**Work to complete**.
Tally the lines that hold the string "this", and reply with the count alone.

Stored records:
● ● ● ●
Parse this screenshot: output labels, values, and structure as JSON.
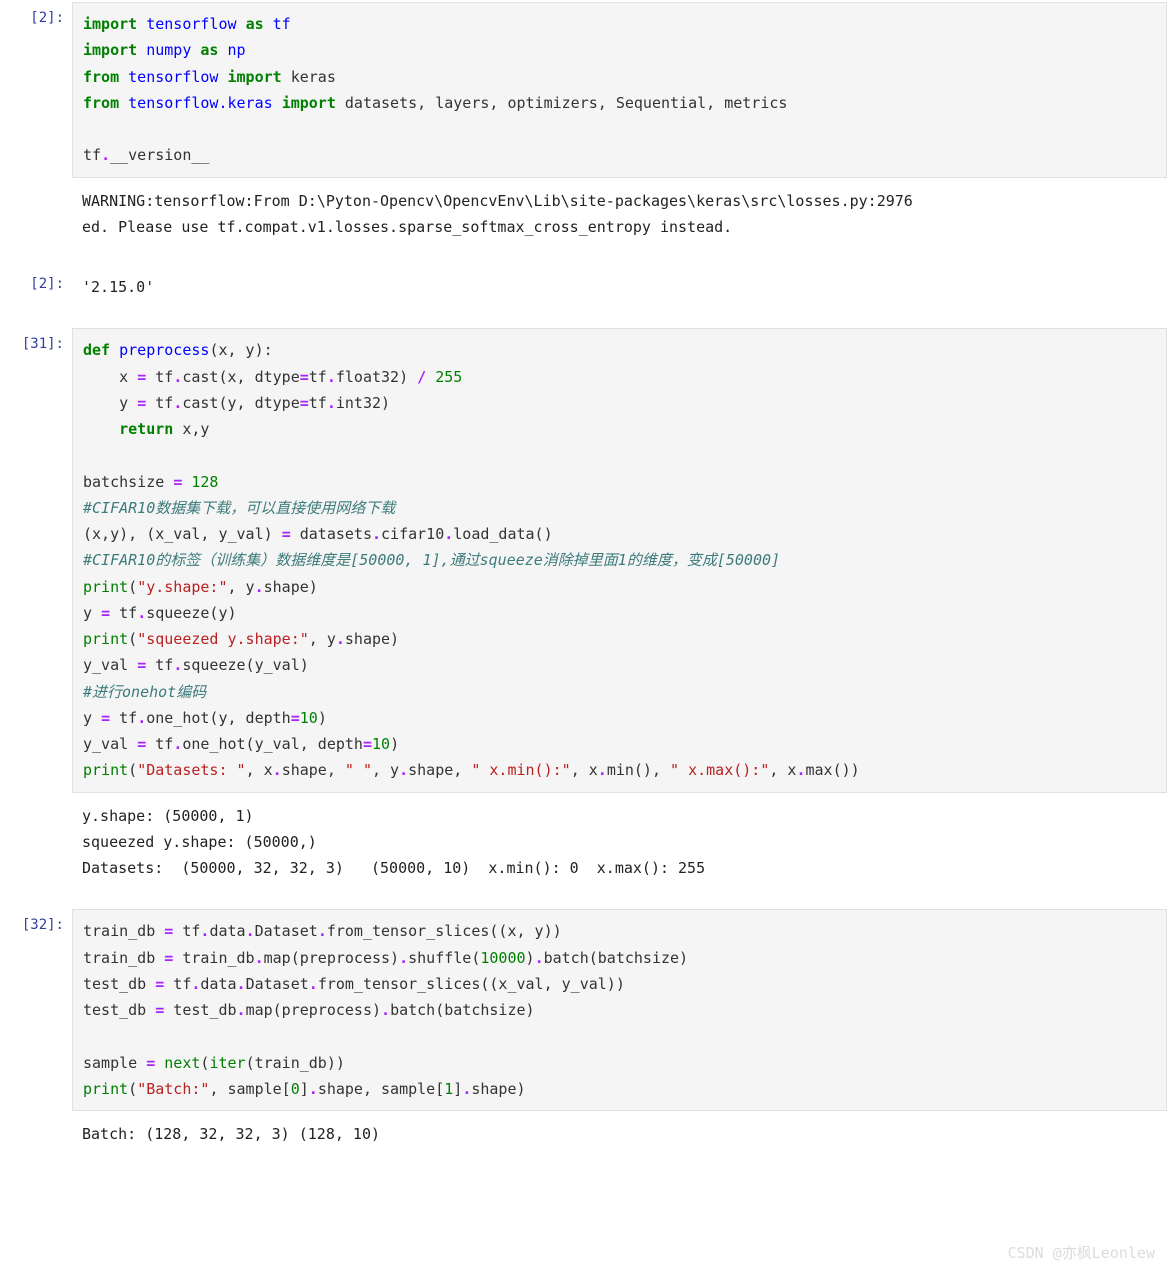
{
  "cells": {
    "c1": {
      "prompt": "[2]:",
      "code_html": "<span class='tok-k'>import</span> <span class='tok-nn'>tensorflow</span> <span class='tok-k'>as</span> <span class='tok-nn'>tf</span>\n<span class='tok-k'>import</span> <span class='tok-nn'>numpy</span> <span class='tok-k'>as</span> <span class='tok-nn'>np</span>\n<span class='tok-k'>from</span> <span class='tok-nn'>tensorflow</span> <span class='tok-k'>import</span> keras\n<span class='tok-k'>from</span> <span class='tok-nn'>tensorflow.keras</span> <span class='tok-k'>import</span> datasets, layers, optimizers, Sequential, metrics\n\ntf<span class='tok-o'>.</span>__version__",
      "stderr": "WARNING:tensorflow:From D:\\Pyton-Opencv\\OpencvEnv\\Lib\\site-packages\\keras\\src\\losses.py:2976\ned. Please use tf.compat.v1.losses.sparse_softmax_cross_entropy instead."
    },
    "c1r": {
      "prompt": "[2]:",
      "result": "'2.15.0'"
    },
    "c2": {
      "prompt": "[31]:",
      "code_html": "<span class='tok-k'>def</span> <span class='tok-nn'>preprocess</span>(x, y):\n    x <span class='tok-o'>=</span> tf<span class='tok-o'>.</span>cast(x, dtype<span class='tok-o'>=</span>tf<span class='tok-o'>.</span>float32) <span class='tok-o'>/</span> <span class='tok-m'>255</span>\n    y <span class='tok-o'>=</span> tf<span class='tok-o'>.</span>cast(y, dtype<span class='tok-o'>=</span>tf<span class='tok-o'>.</span>int32)\n    <span class='tok-k'>return</span> x,y\n\nbatchsize <span class='tok-o'>=</span> <span class='tok-m'>128</span>\n<span class='tok-c'>#CIFAR10数据集下载，可以直接使用网络下载</span>\n(x,y), (x_val, y_val) <span class='tok-o'>=</span> datasets<span class='tok-o'>.</span>cifar10<span class='tok-o'>.</span>load_data()\n<span class='tok-c'>#CIFAR10的标签（训练集）数据维度是[50000, 1],通过squeeze消除掉里面1的维度，变成[50000]</span>\n<span class='tok-bf'>print</span>(<span class='tok-s'>\"y.shape:\"</span>, y<span class='tok-o'>.</span>shape)\ny <span class='tok-o'>=</span> tf<span class='tok-o'>.</span>squeeze(y)\n<span class='tok-bf'>print</span>(<span class='tok-s'>\"squeezed y.shape:\"</span>, y<span class='tok-o'>.</span>shape)\ny_val <span class='tok-o'>=</span> tf<span class='tok-o'>.</span>squeeze(y_val)\n<span class='tok-c'>#进行onehot编码</span>\ny <span class='tok-o'>=</span> tf<span class='tok-o'>.</span>one_hot(y, depth<span class='tok-o'>=</span><span class='tok-m'>10</span>)\ny_val <span class='tok-o'>=</span> tf<span class='tok-o'>.</span>one_hot(y_val, depth<span class='tok-o'>=</span><span class='tok-m'>10</span>)\n<span class='tok-bf'>print</span>(<span class='tok-s'>\"Datasets: \"</span>, x<span class='tok-o'>.</span>shape, <span class='tok-s'>\" \"</span>, y<span class='tok-o'>.</span>shape, <span class='tok-s'>\" x.min():\"</span>, x<span class='tok-o'>.</span>min(), <span class='tok-s'>\" x.max():\"</span>, x<span class='tok-o'>.</span>max())",
      "stdout": "y.shape: (50000, 1)\nsqueezed y.shape: (50000,)\nDatasets:  (50000, 32, 32, 3)   (50000, 10)  x.min(): 0  x.max(): 255"
    },
    "c3": {
      "prompt": "[32]:",
      "code_html": "train_db <span class='tok-o'>=</span> tf<span class='tok-o'>.</span>data<span class='tok-o'>.</span>Dataset<span class='tok-o'>.</span>from_tensor_slices((x, y))\ntrain_db <span class='tok-o'>=</span> train_db<span class='tok-o'>.</span>map(preprocess)<span class='tok-o'>.</span>shuffle(<span class='tok-m'>10000</span>)<span class='tok-o'>.</span>batch(batchsize)\ntest_db <span class='tok-o'>=</span> tf<span class='tok-o'>.</span>data<span class='tok-o'>.</span>Dataset<span class='tok-o'>.</span>from_tensor_slices((x_val, y_val))\ntest_db <span class='tok-o'>=</span> test_db<span class='tok-o'>.</span>map(preprocess)<span class='tok-o'>.</span>batch(batchsize)\n\nsample <span class='tok-o'>=</span> <span class='tok-bf'>next</span>(<span class='tok-bf'>iter</span>(train_db))\n<span class='tok-bf'>print</span>(<span class='tok-s'>\"Batch:\"</span>, sample[<span class='tok-m'>0</span>]<span class='tok-o'>.</span>shape, sample[<span class='tok-m'>1</span>]<span class='tok-o'>.</span>shape)",
      "stdout": "Batch: (128, 32, 32, 3) (128, 10)"
    }
  },
  "watermark": "CSDN @亦枫Leonlew"
}
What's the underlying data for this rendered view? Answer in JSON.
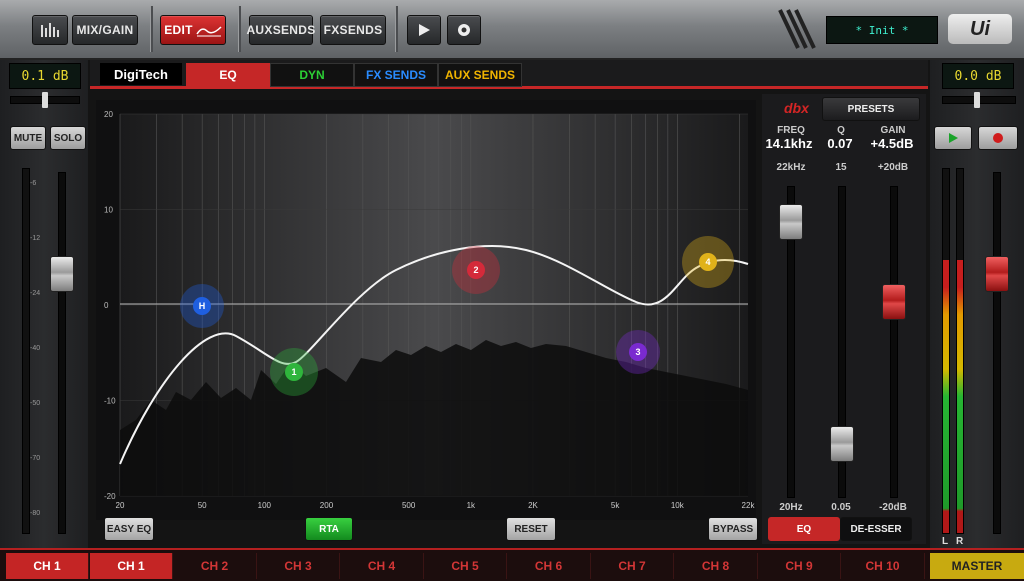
{
  "toolbar": {
    "mix_gain": "MIX/GAIN",
    "edit": "EDIT",
    "aux_sends": "AUXSENDS",
    "fx_sends": "FXSENDS",
    "lcd_text": "* Init *",
    "brand_logo": "Ui"
  },
  "left_strip": {
    "gain_readout": "0.1 dB",
    "mute": "MUTE",
    "solo": "SOLO",
    "meter_scale": [
      "-6",
      "-12",
      "-24",
      "-40",
      "-50",
      "-70",
      "-80"
    ],
    "meter_level": 0.0,
    "fader_level": 0.72
  },
  "right_strip": {
    "gain_readout": "0.0 dB",
    "play_icon": "play-icon",
    "record_icon": "record-icon",
    "left_label": "L",
    "right_label": "R",
    "meter_level": 0.75,
    "fader_level": 0.72
  },
  "tabs": {
    "brand": "DigiTech",
    "eq": "EQ",
    "dyn": "DYN",
    "fx_sends": "FX SENDS",
    "aux_sends": "AUX SENDS"
  },
  "eq_plot": {
    "y_ticks": [
      "20",
      "10",
      "0",
      "-10",
      "-20"
    ],
    "x_ticks": [
      "20",
      "50",
      "100",
      "200",
      "500",
      "1k",
      "2K",
      "5k",
      "10k",
      "22k"
    ],
    "bands": [
      {
        "label": "H",
        "color": "#1f5fe0"
      },
      {
        "label": "1",
        "color": "#2fb53c"
      },
      {
        "label": "2",
        "color": "#d42a3a"
      },
      {
        "label": "3",
        "color": "#7a2ad0"
      },
      {
        "label": "4",
        "color": "#e0b21a"
      }
    ]
  },
  "dbx_panel": {
    "logo": "dbx",
    "presets": "PRESETS",
    "freq_label": "FREQ",
    "freq_value": "14.1khz",
    "q_label": "Q",
    "q_value": "0.07",
    "gain_label": "GAIN",
    "gain_value": "+4.5dB",
    "freq_max": "22kHz",
    "freq_min": "20Hz",
    "q_max": "15",
    "q_min": "0.05",
    "gain_max": "+20dB",
    "gain_min": "-20dB",
    "eq_button": "EQ",
    "deesser_button": "DE-ESSER"
  },
  "bottom_buttons": {
    "easy_eq": "EASY EQ",
    "rta": "RTA",
    "reset": "RESET",
    "bypass": "BYPASS"
  },
  "channels": {
    "left_label": "CH 1",
    "items": [
      "CH 1",
      "CH 2",
      "CH 3",
      "CH 4",
      "CH 5",
      "CH 6",
      "CH 7",
      "CH 8",
      "CH 9",
      "CH 10"
    ],
    "master": "MASTER"
  }
}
● ● ● ●
**Exercise result**.
2